READING PASSAGE -
--

Thursday, December 31, 2009

Happy 2010

Wow! In a blink, It's already 2010. 2009 ended too fast but I must say that I really enjoyed myself and learnt lots of new things during that year. I had my 5 months break and enjoyed myself so much. Haha... After the long break, I step into one of the higher learning inst. in our country. Met many new friends and experienced many things, learnt to be independent and learn how to mixed around with people.

When I was small, was too naif and thought that this world is just like fairy tales and full of fantasy, but I was wrong. In reality, There's no such thing as fairy tales. That's all lies. One stupid choices will have you in trouble, 1 stupid judgement will have you regret 4 life, 1 wrong step, you'll be in hell, and once you mixed with the wrong group, You'll never find your true self again. Terrible huh? Well, we have 2 face it, the real world is like this.

We can't go against God's will, we can't predict what will happen tomorrow, we can't see the future and we don't know when the time will come asking us to leave this world. But what we can do now is pray 4 the best and always give our best shot. Time flies, life is short, workloads are pilling up, presure are getting more, age are catching up and wrinkles is getting more. So why should we let all these bother us? While we are still young, we must enjoy and live life to the fullest!

Anyone agree with me? (>_<) H@H@... Well, I would like 2 take this opportunity to apologize 2 all my friends for all the trouble and inconveniences that I've caused. And thank you so much for always being there for me when I need U! Thank you! Love all of u so much! mUaCkS! HAPPY NEW YEAR!

Tuesday, December 29, 2009

Life and Death

It has been a year since you left all of us, although i'm not close to you but sometimes I'll still think of you. Everyone at home has been missing you so much.

Sometimes, I'm just too curious about life. It a great thing that we were born into this beautiful world, but in the end of the day, we will leave this planet and go to another place. I have been having difficulties in sleeping these few days and had been thinking about all these things. What will I be in 10 years time, will i still bethe same me? Will I be able to live that long? Will I be happy? Will I still have everyone I love beside me? All these questions just pop up in my head, and I couldn't just stop thinking bout it.

--

RECORD EXCERPTS -
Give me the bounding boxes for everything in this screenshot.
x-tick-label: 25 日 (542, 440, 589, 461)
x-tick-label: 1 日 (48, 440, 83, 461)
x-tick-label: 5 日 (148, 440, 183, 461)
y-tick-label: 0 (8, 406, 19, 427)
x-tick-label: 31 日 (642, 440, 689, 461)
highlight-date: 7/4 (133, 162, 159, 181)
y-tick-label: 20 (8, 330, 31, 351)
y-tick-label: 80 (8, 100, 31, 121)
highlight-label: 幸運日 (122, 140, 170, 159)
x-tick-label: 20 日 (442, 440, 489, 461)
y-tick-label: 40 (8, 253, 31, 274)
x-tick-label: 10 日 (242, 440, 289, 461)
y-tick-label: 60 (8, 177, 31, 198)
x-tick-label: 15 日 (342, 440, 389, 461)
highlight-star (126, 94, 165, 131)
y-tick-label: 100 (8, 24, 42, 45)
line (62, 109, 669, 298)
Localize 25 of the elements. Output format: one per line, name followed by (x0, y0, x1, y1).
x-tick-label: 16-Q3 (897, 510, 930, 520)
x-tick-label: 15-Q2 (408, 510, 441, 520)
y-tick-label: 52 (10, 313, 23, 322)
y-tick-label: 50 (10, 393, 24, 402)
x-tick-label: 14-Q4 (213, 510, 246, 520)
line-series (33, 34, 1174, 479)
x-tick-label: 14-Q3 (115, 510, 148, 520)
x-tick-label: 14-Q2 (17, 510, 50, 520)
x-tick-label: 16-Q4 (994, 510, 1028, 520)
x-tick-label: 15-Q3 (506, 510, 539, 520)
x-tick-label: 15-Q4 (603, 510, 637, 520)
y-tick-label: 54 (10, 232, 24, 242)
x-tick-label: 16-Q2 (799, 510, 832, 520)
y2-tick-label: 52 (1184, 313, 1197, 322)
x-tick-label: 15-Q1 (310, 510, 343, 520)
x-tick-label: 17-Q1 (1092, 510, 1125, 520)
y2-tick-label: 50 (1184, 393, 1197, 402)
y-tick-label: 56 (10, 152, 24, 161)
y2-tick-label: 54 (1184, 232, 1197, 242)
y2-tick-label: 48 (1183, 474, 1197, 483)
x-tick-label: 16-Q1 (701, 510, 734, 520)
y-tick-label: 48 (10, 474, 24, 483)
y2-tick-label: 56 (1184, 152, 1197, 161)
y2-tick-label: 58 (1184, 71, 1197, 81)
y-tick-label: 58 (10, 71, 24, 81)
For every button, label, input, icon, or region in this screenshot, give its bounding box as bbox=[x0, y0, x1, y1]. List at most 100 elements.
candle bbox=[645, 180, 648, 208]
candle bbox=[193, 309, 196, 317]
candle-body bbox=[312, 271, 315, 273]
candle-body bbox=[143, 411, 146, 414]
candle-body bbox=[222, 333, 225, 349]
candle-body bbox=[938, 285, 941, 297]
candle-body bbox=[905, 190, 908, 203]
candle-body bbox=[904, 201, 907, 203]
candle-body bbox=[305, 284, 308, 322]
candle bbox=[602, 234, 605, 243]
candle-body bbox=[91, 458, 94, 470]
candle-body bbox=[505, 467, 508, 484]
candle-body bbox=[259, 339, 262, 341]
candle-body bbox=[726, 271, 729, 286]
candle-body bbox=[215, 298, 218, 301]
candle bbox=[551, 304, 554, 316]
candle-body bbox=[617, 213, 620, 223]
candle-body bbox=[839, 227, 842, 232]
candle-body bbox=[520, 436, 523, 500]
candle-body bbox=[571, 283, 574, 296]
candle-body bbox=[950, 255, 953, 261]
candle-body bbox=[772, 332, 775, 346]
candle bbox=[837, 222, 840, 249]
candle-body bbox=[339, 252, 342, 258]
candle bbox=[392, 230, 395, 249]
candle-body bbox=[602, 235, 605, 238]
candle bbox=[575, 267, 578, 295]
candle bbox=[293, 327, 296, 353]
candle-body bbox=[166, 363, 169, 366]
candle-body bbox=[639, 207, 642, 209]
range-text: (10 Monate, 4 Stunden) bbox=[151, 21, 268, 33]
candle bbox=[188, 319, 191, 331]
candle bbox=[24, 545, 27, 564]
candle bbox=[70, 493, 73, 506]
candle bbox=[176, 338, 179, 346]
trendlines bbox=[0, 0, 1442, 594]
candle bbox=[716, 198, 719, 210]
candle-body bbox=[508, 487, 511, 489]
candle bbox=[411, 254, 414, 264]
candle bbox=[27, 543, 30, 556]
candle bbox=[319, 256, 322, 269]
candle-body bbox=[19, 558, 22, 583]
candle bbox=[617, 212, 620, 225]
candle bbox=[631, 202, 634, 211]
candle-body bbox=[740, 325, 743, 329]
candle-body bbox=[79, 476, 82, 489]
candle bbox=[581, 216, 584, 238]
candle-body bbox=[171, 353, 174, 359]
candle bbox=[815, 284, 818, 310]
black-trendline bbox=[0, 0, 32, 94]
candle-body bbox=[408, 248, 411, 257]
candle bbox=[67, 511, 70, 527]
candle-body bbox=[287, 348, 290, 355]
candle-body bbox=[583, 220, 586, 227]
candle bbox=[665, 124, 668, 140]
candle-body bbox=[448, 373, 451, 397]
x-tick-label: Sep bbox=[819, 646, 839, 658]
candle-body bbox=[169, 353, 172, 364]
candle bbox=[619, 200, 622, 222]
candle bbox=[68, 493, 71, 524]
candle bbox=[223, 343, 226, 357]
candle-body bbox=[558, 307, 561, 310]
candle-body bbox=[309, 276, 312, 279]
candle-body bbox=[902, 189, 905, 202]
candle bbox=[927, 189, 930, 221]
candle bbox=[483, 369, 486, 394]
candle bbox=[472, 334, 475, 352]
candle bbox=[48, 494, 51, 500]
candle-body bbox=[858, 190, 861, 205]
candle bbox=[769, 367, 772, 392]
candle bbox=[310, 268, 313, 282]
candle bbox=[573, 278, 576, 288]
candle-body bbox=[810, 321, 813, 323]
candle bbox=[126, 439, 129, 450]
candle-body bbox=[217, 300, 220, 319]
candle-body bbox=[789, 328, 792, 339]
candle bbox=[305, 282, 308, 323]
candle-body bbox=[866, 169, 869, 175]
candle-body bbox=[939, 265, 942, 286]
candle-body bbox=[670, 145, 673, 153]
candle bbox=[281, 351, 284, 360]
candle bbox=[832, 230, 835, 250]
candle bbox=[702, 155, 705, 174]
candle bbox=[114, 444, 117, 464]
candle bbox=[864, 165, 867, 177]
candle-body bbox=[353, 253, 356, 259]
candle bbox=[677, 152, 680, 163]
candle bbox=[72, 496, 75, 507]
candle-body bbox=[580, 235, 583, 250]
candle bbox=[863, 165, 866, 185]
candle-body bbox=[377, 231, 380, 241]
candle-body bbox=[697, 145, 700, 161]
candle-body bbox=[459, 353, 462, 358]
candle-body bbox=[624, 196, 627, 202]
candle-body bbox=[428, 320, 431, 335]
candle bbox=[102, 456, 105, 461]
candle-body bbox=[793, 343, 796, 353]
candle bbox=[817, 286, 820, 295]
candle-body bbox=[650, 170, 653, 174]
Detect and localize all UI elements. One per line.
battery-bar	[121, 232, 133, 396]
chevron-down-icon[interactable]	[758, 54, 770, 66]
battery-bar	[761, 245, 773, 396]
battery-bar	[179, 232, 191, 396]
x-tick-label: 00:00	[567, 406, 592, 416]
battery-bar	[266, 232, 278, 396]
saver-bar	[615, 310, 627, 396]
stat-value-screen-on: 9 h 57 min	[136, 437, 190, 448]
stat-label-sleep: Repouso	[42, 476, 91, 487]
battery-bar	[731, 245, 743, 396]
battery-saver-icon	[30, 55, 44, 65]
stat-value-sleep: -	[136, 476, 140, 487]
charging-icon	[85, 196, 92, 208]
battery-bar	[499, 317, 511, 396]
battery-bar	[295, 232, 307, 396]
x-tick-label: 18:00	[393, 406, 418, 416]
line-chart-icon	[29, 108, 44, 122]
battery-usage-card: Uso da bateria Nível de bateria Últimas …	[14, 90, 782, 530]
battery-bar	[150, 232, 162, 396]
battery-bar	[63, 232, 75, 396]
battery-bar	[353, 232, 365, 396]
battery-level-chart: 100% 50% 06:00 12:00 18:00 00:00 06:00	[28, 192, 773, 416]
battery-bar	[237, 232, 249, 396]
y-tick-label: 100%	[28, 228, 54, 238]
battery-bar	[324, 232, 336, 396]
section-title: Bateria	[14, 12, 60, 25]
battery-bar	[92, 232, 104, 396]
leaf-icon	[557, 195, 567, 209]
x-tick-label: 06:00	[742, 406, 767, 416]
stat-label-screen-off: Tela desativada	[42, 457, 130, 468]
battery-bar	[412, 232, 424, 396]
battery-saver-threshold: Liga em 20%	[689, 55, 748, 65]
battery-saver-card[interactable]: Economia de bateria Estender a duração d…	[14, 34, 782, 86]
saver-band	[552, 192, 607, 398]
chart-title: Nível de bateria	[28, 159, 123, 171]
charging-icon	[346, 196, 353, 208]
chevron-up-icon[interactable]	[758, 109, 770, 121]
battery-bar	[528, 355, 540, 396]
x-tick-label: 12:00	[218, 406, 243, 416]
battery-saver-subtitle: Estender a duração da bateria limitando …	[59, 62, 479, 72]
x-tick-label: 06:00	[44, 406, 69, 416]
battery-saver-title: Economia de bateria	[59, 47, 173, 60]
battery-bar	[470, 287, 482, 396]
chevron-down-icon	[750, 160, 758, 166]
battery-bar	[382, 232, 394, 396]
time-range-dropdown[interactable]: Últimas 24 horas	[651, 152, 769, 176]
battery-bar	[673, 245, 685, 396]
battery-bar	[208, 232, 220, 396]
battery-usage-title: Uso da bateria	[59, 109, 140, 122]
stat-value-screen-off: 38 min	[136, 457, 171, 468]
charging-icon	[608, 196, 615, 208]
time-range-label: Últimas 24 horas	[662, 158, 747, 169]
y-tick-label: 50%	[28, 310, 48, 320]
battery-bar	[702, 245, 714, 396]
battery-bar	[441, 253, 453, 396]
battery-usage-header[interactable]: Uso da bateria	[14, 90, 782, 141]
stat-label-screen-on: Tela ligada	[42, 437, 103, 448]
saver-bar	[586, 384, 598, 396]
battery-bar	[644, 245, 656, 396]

--

AIM OF THE EXERCISE -
Decide whether each statement below agrees with the blog entries. For each, answer yes or no and quote the words from the entries that settle it.
1. The writer had a five-month break before entering a higher learning institution.
2. The writer says fairy tales turned out to be real.
3. In the December 29 entry, the writer says they were close to the person who left a year ago.

EXERCISE ANSWER -
1. Yes: "I had my 5 months break and enjoyed myself so much." and "After the long break, I step into one of the higher learning inst. in our country."
2. No: "In reality, There's no such thing as fairy tales."
3. No: "although i'm not close to you but sometimes I'll still think of you."